## begin DATA SUPPLIED
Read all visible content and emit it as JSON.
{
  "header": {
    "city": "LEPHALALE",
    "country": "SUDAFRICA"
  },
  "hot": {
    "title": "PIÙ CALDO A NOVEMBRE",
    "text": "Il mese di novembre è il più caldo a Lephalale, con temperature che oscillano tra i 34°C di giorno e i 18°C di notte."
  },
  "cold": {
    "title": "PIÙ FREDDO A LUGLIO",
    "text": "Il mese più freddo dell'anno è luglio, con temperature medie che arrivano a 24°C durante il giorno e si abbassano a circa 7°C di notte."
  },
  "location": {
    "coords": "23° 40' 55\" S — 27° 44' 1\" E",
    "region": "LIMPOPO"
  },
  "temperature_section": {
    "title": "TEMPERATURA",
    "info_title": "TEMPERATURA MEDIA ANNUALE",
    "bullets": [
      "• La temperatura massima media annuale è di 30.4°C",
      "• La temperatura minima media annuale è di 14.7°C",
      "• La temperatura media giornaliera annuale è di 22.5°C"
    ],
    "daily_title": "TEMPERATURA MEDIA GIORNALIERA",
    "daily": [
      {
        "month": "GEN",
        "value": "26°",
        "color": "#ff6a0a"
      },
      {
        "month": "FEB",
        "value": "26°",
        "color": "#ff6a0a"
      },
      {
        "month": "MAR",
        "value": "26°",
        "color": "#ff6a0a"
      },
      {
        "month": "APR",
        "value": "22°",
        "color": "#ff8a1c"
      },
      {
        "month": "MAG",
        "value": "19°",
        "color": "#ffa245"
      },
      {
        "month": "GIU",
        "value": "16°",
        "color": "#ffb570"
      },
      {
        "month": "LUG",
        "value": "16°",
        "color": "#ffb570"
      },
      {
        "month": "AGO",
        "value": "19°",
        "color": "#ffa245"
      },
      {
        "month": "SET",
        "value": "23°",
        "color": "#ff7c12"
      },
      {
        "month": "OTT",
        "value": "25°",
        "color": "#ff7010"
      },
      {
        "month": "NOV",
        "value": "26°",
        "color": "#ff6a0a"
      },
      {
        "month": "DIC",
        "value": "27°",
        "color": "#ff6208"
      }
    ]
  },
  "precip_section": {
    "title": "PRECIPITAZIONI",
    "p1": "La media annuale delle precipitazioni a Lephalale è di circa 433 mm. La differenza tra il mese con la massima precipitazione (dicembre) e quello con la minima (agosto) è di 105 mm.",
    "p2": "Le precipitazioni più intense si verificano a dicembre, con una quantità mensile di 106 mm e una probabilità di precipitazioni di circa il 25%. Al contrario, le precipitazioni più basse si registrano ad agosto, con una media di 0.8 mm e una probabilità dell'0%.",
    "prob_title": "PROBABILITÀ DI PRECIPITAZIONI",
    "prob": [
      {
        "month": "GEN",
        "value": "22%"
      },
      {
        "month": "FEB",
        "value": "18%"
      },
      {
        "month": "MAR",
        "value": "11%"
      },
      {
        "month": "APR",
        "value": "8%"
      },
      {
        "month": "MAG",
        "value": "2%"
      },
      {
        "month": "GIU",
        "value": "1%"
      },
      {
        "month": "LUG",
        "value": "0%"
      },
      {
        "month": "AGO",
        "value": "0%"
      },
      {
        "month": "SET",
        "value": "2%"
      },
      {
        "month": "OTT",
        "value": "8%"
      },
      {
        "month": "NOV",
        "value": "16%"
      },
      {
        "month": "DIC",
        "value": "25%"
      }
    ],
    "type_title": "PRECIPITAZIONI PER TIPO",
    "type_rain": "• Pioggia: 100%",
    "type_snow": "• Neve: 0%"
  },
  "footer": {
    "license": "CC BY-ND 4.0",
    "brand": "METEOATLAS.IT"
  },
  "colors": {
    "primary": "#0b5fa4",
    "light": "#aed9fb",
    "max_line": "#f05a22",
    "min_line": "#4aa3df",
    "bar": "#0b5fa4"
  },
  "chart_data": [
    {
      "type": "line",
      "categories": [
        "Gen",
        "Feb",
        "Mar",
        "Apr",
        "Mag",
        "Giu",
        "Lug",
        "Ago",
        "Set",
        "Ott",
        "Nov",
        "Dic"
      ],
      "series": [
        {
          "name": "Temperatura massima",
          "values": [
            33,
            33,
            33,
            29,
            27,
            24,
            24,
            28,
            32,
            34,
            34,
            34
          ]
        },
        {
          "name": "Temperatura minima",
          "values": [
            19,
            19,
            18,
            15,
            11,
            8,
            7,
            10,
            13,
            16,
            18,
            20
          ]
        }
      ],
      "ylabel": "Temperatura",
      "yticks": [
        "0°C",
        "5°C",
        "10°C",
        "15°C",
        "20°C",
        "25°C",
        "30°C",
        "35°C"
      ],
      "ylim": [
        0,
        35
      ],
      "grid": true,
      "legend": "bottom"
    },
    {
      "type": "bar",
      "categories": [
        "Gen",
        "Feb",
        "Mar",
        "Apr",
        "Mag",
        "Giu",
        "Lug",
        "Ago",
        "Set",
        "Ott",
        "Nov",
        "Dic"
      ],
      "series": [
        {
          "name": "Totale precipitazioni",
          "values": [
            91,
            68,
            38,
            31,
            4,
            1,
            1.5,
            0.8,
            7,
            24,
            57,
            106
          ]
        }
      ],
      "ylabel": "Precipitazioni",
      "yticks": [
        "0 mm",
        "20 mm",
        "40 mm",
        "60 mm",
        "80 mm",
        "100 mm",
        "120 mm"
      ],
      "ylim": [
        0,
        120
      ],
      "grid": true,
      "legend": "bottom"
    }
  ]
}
## end DATA SUPPLIED
• WHAT TO PRODUCE
Copy each record from above exactly, and include every line.

• COMPLETE OUTPUT
Read all visible content and emit it as JSON.
{
  "header": {
    "city": "LEPHALALE",
    "country": "SUDAFRICA"
  },
  "hot": {
    "title": "PIÙ CALDO A NOVEMBRE",
    "text": "Il mese di novembre è il più caldo a Lephalale, con temperature che oscillano tra i 34°C di giorno e i 18°C di notte."
  },
  "cold": {
    "title": "PIÙ FREDDO A LUGLIO",
    "text": "Il mese più freddo dell'anno è luglio, con temperature medie che arrivano a 24°C durante il giorno e si abbassano a circa 7°C di notte."
  },
  "location": {
    "coords": "23° 40' 55\" S — 27° 44' 1\" E",
    "region": "LIMPOPO"
  },
  "temperature_section": {
    "title": "TEMPERATURA",
    "info_title": "TEMPERATURA MEDIA ANNUALE",
    "bullets": [
      "• La temperatura massima media annuale è di 30.4°C",
      "• La temperatura minima media annuale è di 14.7°C",
      "• La temperatura media giornaliera annuale è di 22.5°C"
    ],
    "daily_title": "TEMPERATURA MEDIA GIORNALIERA",
    "daily": [
      {
        "month": "GEN",
        "value": "26°",
        "color": "#ff6a0a"
      },
      {
        "month": "FEB",
        "value": "26°",
        "color": "#ff6a0a"
      },
      {
        "month": "MAR",
        "value": "26°",
        "color": "#ff6a0a"
      },
      {
        "month": "APR",
        "value": "22°",
        "color": "#ff8a1c"
      },
      {
        "month": "MAG",
        "value": "19°",
        "color": "#ffa245"
      },
      {
        "month": "GIU",
        "value": "16°",
        "color": "#ffb570"
      },
      {
        "month": "LUG",
        "value": "16°",
        "color": "#ffb570"
      },
      {
        "month": "AGO",
        "value": "19°",
        "color": "#ffa245"
      },
      {
        "month": "SET",
        "value": "23°",
        "color": "#ff7c12"
      },
      {
        "month": "OTT",
        "value": "25°",
        "color": "#ff7010"
      },
      {
        "month": "NOV",
        "value": "26°",
        "color": "#ff6a0a"
      },
      {
        "month": "DIC",
        "value": "27°",
        "color": "#ff6208"
      }
    ]
  },
  "precip_section": {
    "title": "PRECIPITAZIONI",
    "p1": "La media annuale delle precipitazioni a Lephalale è di circa 433 mm. La differenza tra il mese con la massima precipitazione (dicembre) e quello con la minima (agosto) è di 105 mm.",
    "p2": "Le precipitazioni più intense si verificano a dicembre, con una quantità mensile di 106 mm e una probabilità di precipitazioni di circa il 25%. Al contrario, le precipitazioni più basse si registrano ad agosto, con una media di 0.8 mm e una probabilità dell'0%.",
    "prob_title": "PROBABILITÀ DI PRECIPITAZIONI",
    "prob": [
      {
        "month": "GEN",
        "value": "22%"
      },
      {
        "month": "FEB",
        "value": "18%"
      },
      {
        "month": "MAR",
        "value": "11%"
      },
      {
        "month": "APR",
        "value": "8%"
      },
      {
        "month": "MAG",
        "value": "2%"
      },
      {
        "month": "GIU",
        "value": "1%"
      },
      {
        "month": "LUG",
        "value": "0%"
      },
      {
        "month": "AGO",
        "value": "0%"
      },
      {
        "month": "SET",
        "value": "2%"
      },
      {
        "month": "OTT",
        "value": "8%"
      },
      {
        "month": "NOV",
        "value": "16%"
      },
      {
        "month": "DIC",
        "value": "25%"
      }
    ],
    "type_title": "PRECIPITAZIONI PER TIPO",
    "type_rain": "• Pioggia: 100%",
    "type_snow": "• Neve: 0%"
  },
  "footer": {
    "license": "CC BY-ND 4.0",
    "brand": "METEOATLAS.IT"
  },
  "colors": {
    "primary": "#0b5fa4",
    "light": "#aed9fb",
    "max_line": "#f05a22",
    "min_line": "#4aa3df",
    "bar": "#0b5fa4"
  },
  "chart_data": [
    {
      "type": "line",
      "categories": [
        "Gen",
        "Feb",
        "Mar",
        "Apr",
        "Mag",
        "Giu",
        "Lug",
        "Ago",
        "Set",
        "Ott",
        "Nov",
        "Dic"
      ],
      "series": [
        {
          "name": "Temperatura massima",
          "values": [
            33,
            33,
            33,
            29,
            27,
            24,
            24,
            28,
            32,
            34,
            34,
            34
          ]
        },
        {
          "name": "Temperatura minima",
          "values": [
            19,
            19,
            18,
            15,
            11,
            8,
            7,
            10,
            13,
            16,
            18,
            20
          ]
        }
      ],
      "ylabel": "Temperatura",
      "yticks": [
        "0°C",
        "5°C",
        "10°C",
        "15°C",
        "20°C",
        "25°C",
        "30°C",
        "35°C"
      ],
      "ylim": [
        0,
        35
      ],
      "grid": true,
      "legend": "bottom"
    },
    {
      "type": "bar",
      "categories": [
        "Gen",
        "Feb",
        "Mar",
        "Apr",
        "Mag",
        "Giu",
        "Lug",
        "Ago",
        "Set",
        "Ott",
        "Nov",
        "Dic"
      ],
      "series": [
        {
          "name": "Totale precipitazioni",
          "values": [
            91,
            68,
            38,
            31,
            4,
            1,
            1.5,
            0.8,
            7,
            24,
            57,
            106
          ]
        }
      ],
      "ylabel": "Precipitazioni",
      "yticks": [
        "0 mm",
        "20 mm",
        "40 mm",
        "60 mm",
        "80 mm",
        "100 mm",
        "120 mm"
      ],
      "ylim": [
        0,
        120
      ],
      "grid": true,
      "legend": "bottom"
    }
  ]
}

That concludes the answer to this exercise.